» Data provided
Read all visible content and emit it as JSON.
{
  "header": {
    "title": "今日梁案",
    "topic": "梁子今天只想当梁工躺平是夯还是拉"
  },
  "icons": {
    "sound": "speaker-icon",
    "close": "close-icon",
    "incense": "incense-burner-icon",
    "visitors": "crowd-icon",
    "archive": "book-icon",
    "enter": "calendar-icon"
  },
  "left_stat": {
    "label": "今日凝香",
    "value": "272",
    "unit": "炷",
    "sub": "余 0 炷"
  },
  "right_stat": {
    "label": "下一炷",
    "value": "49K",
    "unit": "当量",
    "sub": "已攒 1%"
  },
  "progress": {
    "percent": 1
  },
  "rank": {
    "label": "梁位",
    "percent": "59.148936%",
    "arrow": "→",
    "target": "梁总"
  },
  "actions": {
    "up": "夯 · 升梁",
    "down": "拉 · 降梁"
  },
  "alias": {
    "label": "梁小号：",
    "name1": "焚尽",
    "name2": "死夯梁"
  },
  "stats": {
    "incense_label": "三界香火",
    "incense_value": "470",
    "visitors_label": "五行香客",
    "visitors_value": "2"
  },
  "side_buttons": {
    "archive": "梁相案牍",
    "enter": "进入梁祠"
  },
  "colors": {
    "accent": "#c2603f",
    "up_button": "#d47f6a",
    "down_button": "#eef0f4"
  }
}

» Required task
Transcribe all the entries, keeping each one exactly as it is.

» Correct answer
Read all visible content and emit it as JSON.
{
  "header": {
    "title": "今日梁案",
    "topic": "梁子今天只想当梁工躺平是夯还是拉"
  },
  "icons": {
    "sound": "speaker-icon",
    "close": "close-icon",
    "incense": "incense-burner-icon",
    "visitors": "crowd-icon",
    "archive": "book-icon",
    "enter": "calendar-icon"
  },
  "left_stat": {
    "label": "今日凝香",
    "value": "272",
    "unit": "炷",
    "sub": "余 0 炷"
  },
  "right_stat": {
    "label": "下一炷",
    "value": "49K",
    "unit": "当量",
    "sub": "已攒 1%"
  },
  "progress": {
    "percent": 1
  },
  "rank": {
    "label": "梁位",
    "percent": "59.148936%",
    "arrow": "→",
    "target": "梁总"
  },
  "actions": {
    "up": "夯 · 升梁",
    "down": "拉 · 降梁"
  },
  "alias": {
    "label": "梁小号：",
    "name1": "焚尽",
    "name2": "死夯梁"
  },
  "stats": {
    "incense_label": "三界香火",
    "incense_value": "470",
    "visitors_label": "五行香客",
    "visitors_value": "2"
  },
  "side_buttons": {
    "archive": "梁相案牍",
    "enter": "进入梁祠"
  },
  "colors": {
    "accent": "#c2603f",
    "up_button": "#d47f6a",
    "down_button": "#eef0f4"
  }
}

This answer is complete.